• Information shown:
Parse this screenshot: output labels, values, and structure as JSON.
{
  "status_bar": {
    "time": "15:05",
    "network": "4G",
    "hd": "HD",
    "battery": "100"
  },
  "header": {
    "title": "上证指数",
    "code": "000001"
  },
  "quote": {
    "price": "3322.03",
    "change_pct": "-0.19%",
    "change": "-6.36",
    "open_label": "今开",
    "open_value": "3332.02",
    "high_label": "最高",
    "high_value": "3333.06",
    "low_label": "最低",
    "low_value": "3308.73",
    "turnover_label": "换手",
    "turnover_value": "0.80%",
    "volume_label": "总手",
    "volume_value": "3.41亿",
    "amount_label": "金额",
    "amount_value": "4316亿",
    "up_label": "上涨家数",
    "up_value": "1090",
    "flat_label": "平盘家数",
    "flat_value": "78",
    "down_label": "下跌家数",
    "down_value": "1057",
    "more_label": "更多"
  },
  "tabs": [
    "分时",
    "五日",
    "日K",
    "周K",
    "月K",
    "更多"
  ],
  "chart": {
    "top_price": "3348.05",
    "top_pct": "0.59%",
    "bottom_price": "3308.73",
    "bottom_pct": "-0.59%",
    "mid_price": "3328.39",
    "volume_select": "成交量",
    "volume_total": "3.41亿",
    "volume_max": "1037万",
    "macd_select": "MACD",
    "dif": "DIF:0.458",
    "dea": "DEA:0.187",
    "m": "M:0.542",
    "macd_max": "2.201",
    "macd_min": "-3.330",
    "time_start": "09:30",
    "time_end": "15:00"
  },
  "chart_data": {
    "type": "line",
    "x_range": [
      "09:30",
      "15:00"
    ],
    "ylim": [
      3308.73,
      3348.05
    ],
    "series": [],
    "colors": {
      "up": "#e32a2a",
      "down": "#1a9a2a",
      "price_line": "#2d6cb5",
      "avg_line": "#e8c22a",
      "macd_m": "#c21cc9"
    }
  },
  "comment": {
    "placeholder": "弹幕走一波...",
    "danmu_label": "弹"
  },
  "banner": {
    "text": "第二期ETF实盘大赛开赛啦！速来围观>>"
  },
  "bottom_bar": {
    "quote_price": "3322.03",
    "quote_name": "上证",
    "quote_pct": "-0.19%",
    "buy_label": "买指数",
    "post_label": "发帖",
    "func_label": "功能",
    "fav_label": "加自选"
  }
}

• Work instructions: Repeat all the records. Match each line exactly.

• Answer in full:
Parse this screenshot: output labels, values, and structure as JSON.
{
  "status_bar": {
    "time": "15:05",
    "network": "4G",
    "hd": "HD",
    "battery": "100"
  },
  "header": {
    "title": "上证指数",
    "code": "000001"
  },
  "quote": {
    "price": "3322.03",
    "change_pct": "-0.19%",
    "change": "-6.36",
    "open_label": "今开",
    "open_value": "3332.02",
    "high_label": "最高",
    "high_value": "3333.06",
    "low_label": "最低",
    "low_value": "3308.73",
    "turnover_label": "换手",
    "turnover_value": "0.80%",
    "volume_label": "总手",
    "volume_value": "3.41亿",
    "amount_label": "金额",
    "amount_value": "4316亿",
    "up_label": "上涨家数",
    "up_value": "1090",
    "flat_label": "平盘家数",
    "flat_value": "78",
    "down_label": "下跌家数",
    "down_value": "1057",
    "more_label": "更多"
  },
  "tabs": [
    "分时",
    "五日",
    "日K",
    "周K",
    "月K",
    "更多"
  ],
  "chart": {
    "top_price": "3348.05",
    "top_pct": "0.59%",
    "bottom_price": "3308.73",
    "bottom_pct": "-0.59%",
    "mid_price": "3328.39",
    "volume_select": "成交量",
    "volume_total": "3.41亿",
    "volume_max": "1037万",
    "macd_select": "MACD",
    "dif": "DIF:0.458",
    "dea": "DEA:0.187",
    "m": "M:0.542",
    "macd_max": "2.201",
    "macd_min": "-3.330",
    "time_start": "09:30",
    "time_end": "15:00"
  },
  "chart_data": {
    "type": "line",
    "x_range": [
      "09:30",
      "15:00"
    ],
    "ylim": [
      3308.73,
      3348.05
    ],
    "series": [],
    "colors": {
      "up": "#e32a2a",
      "down": "#1a9a2a",
      "price_line": "#2d6cb5",
      "avg_line": "#e8c22a",
      "macd_m": "#c21cc9"
    }
  },
  "comment": {
    "placeholder": "弹幕走一波...",
    "danmu_label": "弹"
  },
  "banner": {
    "text": "第二期ETF实盘大赛开赛啦！速来围观>>"
  },
  "bottom_bar": {
    "quote_price": "3322.03",
    "quote_name": "上证",
    "quote_pct": "-0.19%",
    "buy_label": "买指数",
    "post_label": "发帖",
    "func_label": "功能",
    "fav_label": "加自选"
  }
}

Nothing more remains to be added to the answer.